The request: Output the records exactly. Include every line.

┄┄┄┄┄┄┄┄┄┄┄┄┄┄┄┄┄┄┄┄

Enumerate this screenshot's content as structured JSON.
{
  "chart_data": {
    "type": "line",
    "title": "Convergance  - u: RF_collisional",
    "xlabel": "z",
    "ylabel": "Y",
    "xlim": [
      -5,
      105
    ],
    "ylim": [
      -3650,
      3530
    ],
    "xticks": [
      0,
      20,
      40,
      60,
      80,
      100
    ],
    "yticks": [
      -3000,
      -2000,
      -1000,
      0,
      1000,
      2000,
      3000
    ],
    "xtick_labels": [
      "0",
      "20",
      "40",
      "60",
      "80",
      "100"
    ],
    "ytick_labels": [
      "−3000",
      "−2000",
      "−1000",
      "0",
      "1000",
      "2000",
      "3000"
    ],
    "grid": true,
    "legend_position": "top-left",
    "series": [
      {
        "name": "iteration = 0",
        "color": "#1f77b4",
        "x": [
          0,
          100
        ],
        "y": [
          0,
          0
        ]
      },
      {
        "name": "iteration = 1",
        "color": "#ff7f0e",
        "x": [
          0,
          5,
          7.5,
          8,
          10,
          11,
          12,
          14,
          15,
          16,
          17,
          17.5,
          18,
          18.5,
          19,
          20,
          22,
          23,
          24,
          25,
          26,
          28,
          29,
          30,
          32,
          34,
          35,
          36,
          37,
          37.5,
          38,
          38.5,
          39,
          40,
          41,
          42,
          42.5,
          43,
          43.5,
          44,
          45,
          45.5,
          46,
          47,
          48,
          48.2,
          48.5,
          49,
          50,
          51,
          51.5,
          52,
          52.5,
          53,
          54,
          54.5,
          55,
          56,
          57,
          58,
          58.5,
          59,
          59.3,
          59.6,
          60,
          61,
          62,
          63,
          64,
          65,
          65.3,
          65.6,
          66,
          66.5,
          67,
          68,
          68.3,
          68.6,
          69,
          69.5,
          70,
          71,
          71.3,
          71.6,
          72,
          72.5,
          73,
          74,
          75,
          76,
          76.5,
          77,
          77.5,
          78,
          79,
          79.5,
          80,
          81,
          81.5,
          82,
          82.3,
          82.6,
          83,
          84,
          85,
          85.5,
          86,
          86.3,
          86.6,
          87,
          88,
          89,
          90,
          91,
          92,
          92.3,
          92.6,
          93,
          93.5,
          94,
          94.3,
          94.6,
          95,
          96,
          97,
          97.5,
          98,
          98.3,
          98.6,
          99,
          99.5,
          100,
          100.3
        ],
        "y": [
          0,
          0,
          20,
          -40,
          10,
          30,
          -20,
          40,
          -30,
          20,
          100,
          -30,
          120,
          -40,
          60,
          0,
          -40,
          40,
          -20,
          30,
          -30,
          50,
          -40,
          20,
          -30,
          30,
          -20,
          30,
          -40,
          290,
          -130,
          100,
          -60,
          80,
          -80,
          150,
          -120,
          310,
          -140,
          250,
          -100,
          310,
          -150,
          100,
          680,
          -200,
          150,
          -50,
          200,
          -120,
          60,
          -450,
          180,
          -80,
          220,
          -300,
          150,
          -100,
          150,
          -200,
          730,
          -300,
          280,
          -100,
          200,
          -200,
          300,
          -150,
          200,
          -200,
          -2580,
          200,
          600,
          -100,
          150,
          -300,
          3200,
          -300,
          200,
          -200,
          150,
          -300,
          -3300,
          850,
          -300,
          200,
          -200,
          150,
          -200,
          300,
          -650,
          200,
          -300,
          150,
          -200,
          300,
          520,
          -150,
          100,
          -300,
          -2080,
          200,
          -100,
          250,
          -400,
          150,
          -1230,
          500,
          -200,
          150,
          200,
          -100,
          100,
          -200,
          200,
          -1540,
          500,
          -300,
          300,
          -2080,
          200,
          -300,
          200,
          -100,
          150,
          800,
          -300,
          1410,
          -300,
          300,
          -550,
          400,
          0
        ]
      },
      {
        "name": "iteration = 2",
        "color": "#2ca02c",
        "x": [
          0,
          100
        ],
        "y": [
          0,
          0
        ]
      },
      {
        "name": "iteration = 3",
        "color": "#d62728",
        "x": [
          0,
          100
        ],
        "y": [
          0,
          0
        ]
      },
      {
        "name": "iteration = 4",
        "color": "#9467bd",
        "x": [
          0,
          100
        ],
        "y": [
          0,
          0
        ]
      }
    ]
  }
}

┄┄┄┄┄┄┄┄┄┄┄┄┄┄┄┄┄┄┄┄

Written solution:
Enumerate this screenshot's content as structured JSON.
{
  "chart_data": {
    "type": "line",
    "title": "Convergance  - u: RF_collisional",
    "xlabel": "z",
    "ylabel": "Y",
    "xlim": [
      -5,
      105
    ],
    "ylim": [
      -3650,
      3530
    ],
    "xticks": [
      0,
      20,
      40,
      60,
      80,
      100
    ],
    "yticks": [
      -3000,
      -2000,
      -1000,
      0,
      1000,
      2000,
      3000
    ],
    "xtick_labels": [
      "0",
      "20",
      "40",
      "60",
      "80",
      "100"
    ],
    "ytick_labels": [
      "−3000",
      "−2000",
      "−1000",
      "0",
      "1000",
      "2000",
      "3000"
    ],
    "grid": true,
    "legend_position": "top-left",
    "series": [
      {
        "name": "iteration = 0",
        "color": "#1f77b4",
        "x": [
          0,
          100
        ],
        "y": [
          0,
          0
        ]
      },
      {
        "name": "iteration = 1",
        "color": "#ff7f0e",
        "x": [
          0,
          5,
          7.5,
          8,
          10,
          11,
          12,
          14,
          15,
          16,
          17,
          17.5,
          18,
          18.5,
          19,
          20,
          22,
          23,
          24,
          25,
          26,
          28,
          29,
          30,
          32,
          34,
          35,
          36,
          37,
          37.5,
          38,
          38.5,
          39,
          40,
          41,
          42,
          42.5,
          43,
          43.5,
          44,
          45,
          45.5,
          46,
          47,
          48,
          48.2,
          48.5,
          49,
          50,
          51,
          51.5,
          52,
          52.5,
          53,
          54,
          54.5,
          55,
          56,
          57,
          58,
          58.5,
          59,
          59.3,
          59.6,
          60,
          61,
          62,
          63,
          64,
          65,
          65.3,
          65.6,
          66,
          66.5,
          67,
          68,
          68.3,
          68.6,
          69,
          69.5,
          70,
          71,
          71.3,
          71.6,
          72,
          72.5,
          73,
          74,
          75,
          76,
          76.5,
          77,
          77.5,
          78,
          79,
          79.5,
          80,
          81,
          81.5,
          82,
          82.3,
          82.6,
          83,
          84,
          85,
          85.5,
          86,
          86.3,
          86.6,
          87,
          88,
          89,
          90,
          91,
          92,
          92.3,
          92.6,
          93,
          93.5,
          94,
          94.3,
          94.6,
          95,
          96,
          97,
          97.5,
          98,
          98.3,
          98.6,
          99,
          99.5,
          100,
          100.3
        ],
        "y": [
          0,
          0,
          20,
          -40,
          10,
          30,
          -20,
          40,
          -30,
          20,
          100,
          -30,
          120,
          -40,
          60,
          0,
          -40,
          40,
          -20,
          30,
          -30,
          50,
          -40,
          20,
          -30,
          30,
          -20,
          30,
          -40,
          290,
          -130,
          100,
          -60,
          80,
          -80,
          150,
          -120,
          310,
          -140,
          250,
          -100,
          310,
          -150,
          100,
          680,
          -200,
          150,
          -50,
          200,
          -120,
          60,
          -450,
          180,
          -80,
          220,
          -300,
          150,
          -100,
          150,
          -200,
          730,
          -300,
          280,
          -100,
          200,
          -200,
          300,
          -150,
          200,
          -200,
          -2580,
          200,
          600,
          -100,
          150,
          -300,
          3200,
          -300,
          200,
          -200,
          150,
          -300,
          -3300,
          850,
          -300,
          200,
          -200,
          150,
          -200,
          300,
          -650,
          200,
          -300,
          150,
          -200,
          300,
          520,
          -150,
          100,
          -300,
          -2080,
          200,
          -100,
          250,
          -400,
          150,
          -1230,
          500,
          -200,
          150,
          200,
          -100,
          100,
          -200,
          200,
          -1540,
          500,
          -300,
          300,
          -2080,
          200,
          -300,
          200,
          -100,
          150,
          800,
          -300,
          1410,
          -300,
          300,
          -550,
          400,
          0
        ]
      },
      {
        "name": "iteration = 2",
        "color": "#2ca02c",
        "x": [
          0,
          100
        ],
        "y": [
          0,
          0
        ]
      },
      {
        "name": "iteration = 3",
        "color": "#d62728",
        "x": [
          0,
          100
        ],
        "y": [
          0,
          0
        ]
      },
      {
        "name": "iteration = 4",
        "color": "#9467bd",
        "x": [
          0,
          100
        ],
        "y": [
          0,
          0
        ]
      }
    ]
  }
}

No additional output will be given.